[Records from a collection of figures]
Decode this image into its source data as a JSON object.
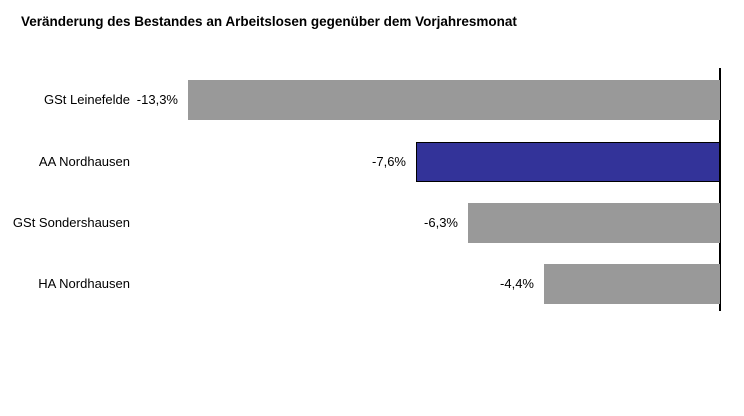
{
  "title": "Veränderung des Bestandes an Arbeitslosen gegenüber dem Vorjahresmonat",
  "chart_data": {
    "type": "bar",
    "orientation": "horizontal",
    "title": "Veränderung des Bestandes an Arbeitslosen gegenüber dem Vorjahresmonat",
    "categories": [
      "GSt Leinefelde",
      "AA Nordhausen",
      "GSt Sondershausen",
      "HA Nordhausen"
    ],
    "values": [
      -13.3,
      -7.6,
      -6.3,
      -4.4
    ],
    "value_labels": [
      "-13,3%",
      "-7,6%",
      "-6,3%",
      "-4,4%"
    ],
    "highlighted_index": 1,
    "xlabel": "",
    "ylabel": "",
    "xlim": [
      -18,
      0
    ],
    "grid": false,
    "legend": false,
    "zero_axis_position": "right",
    "colors": {
      "bar": "#999999",
      "highlight": "#333399",
      "highlight_border": "#000000",
      "axis": "#000000",
      "text": "#000000",
      "background": "#ffffff"
    }
  }
}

■ **DIRECTIONS**:
Return the full material word for word. Do not include the pictures.

■ **TASK RESULT**:
Decode this image into its source data as a JSON object.
{
  "title": "Veränderung des Bestandes an Arbeitslosen gegenüber dem Vorjahresmonat",
  "chart_data": {
    "type": "bar",
    "orientation": "horizontal",
    "title": "Veränderung des Bestandes an Arbeitslosen gegenüber dem Vorjahresmonat",
    "categories": [
      "GSt Leinefelde",
      "AA Nordhausen",
      "GSt Sondershausen",
      "HA Nordhausen"
    ],
    "values": [
      -13.3,
      -7.6,
      -6.3,
      -4.4
    ],
    "value_labels": [
      "-13,3%",
      "-7,6%",
      "-6,3%",
      "-4,4%"
    ],
    "highlighted_index": 1,
    "xlabel": "",
    "ylabel": "",
    "xlim": [
      -18,
      0
    ],
    "grid": false,
    "legend": false,
    "zero_axis_position": "right",
    "colors": {
      "bar": "#999999",
      "highlight": "#333399",
      "highlight_border": "#000000",
      "axis": "#000000",
      "text": "#000000",
      "background": "#ffffff"
    }
  }
}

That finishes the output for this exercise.